Records from a dataset
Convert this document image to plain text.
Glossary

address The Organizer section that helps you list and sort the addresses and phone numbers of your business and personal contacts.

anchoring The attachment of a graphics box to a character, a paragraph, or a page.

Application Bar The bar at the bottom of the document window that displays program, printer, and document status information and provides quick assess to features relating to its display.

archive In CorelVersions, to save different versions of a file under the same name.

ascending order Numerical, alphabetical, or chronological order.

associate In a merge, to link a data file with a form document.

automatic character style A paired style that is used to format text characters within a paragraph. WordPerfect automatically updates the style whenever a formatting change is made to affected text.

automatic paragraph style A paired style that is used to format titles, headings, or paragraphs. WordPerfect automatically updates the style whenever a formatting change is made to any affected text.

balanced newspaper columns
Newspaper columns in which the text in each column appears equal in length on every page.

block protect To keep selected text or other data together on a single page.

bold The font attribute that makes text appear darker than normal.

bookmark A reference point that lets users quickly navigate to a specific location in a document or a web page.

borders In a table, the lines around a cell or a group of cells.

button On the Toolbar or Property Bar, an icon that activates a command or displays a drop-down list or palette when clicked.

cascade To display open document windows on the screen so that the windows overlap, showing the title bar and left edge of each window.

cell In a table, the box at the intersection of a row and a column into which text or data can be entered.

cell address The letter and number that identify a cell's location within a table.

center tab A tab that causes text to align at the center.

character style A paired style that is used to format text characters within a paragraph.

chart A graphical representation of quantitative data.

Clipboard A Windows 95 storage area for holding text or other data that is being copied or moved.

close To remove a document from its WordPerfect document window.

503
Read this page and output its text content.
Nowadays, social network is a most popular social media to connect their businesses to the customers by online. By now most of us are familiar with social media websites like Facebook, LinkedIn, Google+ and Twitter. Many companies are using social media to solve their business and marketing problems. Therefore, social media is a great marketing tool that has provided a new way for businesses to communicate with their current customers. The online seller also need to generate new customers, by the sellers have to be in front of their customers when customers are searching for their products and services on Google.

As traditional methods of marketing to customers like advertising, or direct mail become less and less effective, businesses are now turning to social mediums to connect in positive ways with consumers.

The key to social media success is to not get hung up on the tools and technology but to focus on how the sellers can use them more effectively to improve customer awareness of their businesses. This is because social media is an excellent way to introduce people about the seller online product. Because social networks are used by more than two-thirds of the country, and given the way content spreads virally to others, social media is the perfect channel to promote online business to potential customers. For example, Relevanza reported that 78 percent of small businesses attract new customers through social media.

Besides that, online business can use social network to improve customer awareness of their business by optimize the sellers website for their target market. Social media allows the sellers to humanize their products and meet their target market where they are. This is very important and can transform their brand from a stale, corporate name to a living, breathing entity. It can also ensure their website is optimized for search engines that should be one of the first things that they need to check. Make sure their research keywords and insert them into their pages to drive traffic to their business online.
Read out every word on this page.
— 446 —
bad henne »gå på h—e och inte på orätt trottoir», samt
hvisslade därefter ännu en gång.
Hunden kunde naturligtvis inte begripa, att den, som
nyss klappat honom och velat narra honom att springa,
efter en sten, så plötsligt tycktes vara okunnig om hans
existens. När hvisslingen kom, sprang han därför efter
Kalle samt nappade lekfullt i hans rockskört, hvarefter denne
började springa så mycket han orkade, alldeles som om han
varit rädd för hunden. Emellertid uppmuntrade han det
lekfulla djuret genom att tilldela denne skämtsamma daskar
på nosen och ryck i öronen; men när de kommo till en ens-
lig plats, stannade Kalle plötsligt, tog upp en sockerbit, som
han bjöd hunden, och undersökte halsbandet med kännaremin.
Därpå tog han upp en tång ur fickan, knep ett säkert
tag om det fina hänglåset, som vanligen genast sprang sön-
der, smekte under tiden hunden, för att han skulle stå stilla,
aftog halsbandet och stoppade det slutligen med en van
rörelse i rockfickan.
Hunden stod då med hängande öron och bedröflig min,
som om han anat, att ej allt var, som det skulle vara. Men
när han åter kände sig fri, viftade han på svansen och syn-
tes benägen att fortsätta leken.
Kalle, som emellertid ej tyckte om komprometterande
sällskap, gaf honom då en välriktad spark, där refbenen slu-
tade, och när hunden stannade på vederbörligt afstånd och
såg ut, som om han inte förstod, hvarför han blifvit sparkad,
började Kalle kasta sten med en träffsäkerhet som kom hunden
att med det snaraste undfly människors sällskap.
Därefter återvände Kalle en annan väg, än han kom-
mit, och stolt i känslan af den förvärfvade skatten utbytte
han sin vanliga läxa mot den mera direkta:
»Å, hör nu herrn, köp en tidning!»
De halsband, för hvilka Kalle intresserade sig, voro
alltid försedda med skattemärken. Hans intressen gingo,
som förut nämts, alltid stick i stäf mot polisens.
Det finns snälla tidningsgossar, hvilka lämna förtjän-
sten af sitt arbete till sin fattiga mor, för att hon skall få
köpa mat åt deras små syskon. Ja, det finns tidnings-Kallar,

Problem requirements
Would you return, unchanged, the lines from the one containing "Read out every word on this page." through the end of the entries?

Task output
Read out every word on this page.
— 446 —
bad henne »gå på h—e och inte på orätt trottoir», samt
hvisslade därefter ännu en gång.
Hunden kunde naturligtvis inte begripa, att den, som
nyss klappat honom och velat narra honom att springa,
efter en sten, så plötsligt tycktes vara okunnig om hans
existens. När hvisslingen kom, sprang han därför efter
Kalle samt nappade lekfullt i hans rockskört, hvarefter denne
började springa så mycket han orkade, alldeles som om han
varit rädd för hunden. Emellertid uppmuntrade han det
lekfulla djuret genom att tilldela denne skämtsamma daskar
på nosen och ryck i öronen; men när de kommo till en ens-
lig plats, stannade Kalle plötsligt, tog upp en sockerbit, som
han bjöd hunden, och undersökte halsbandet med kännaremin.
Därpå tog han upp en tång ur fickan, knep ett säkert
tag om det fina hänglåset, som vanligen genast sprang sön-
der, smekte under tiden hunden, för att han skulle stå stilla,
aftog halsbandet och stoppade det slutligen med en van
rörelse i rockfickan.
Hunden stod då med hängande öron och bedröflig min,
som om han anat, att ej allt var, som det skulle vara. Men
när han åter kände sig fri, viftade han på svansen och syn-
tes benägen att fortsätta leken.
Kalle, som emellertid ej tyckte om komprometterande
sällskap, gaf honom då en välriktad spark, där refbenen slu-
tade, och när hunden stannade på vederbörligt afstånd och
såg ut, som om han inte förstod, hvarför han blifvit sparkad,
började Kalle kasta sten med en träffsäkerhet som kom hunden
att med det snaraste undfly människors sällskap.
Därefter återvände Kalle en annan väg, än han kom-
mit, och stolt i känslan af den förvärfvade skatten utbytte
han sin vanliga läxa mot den mera direkta:
»Å, hör nu herrn, köp en tidning!»
De halsband, för hvilka Kalle intresserade sig, voro
alltid försedda med skattemärken. Hans intressen gingo,
som förut nämts, alltid stick i stäf mot polisens.
Det finns snälla tidningsgossar, hvilka lämna förtjän-
sten af sitt arbete till sin fattiga mor, för att hon skall få
köpa mat åt deras små syskon. Ja, det finns tidnings-Kallar,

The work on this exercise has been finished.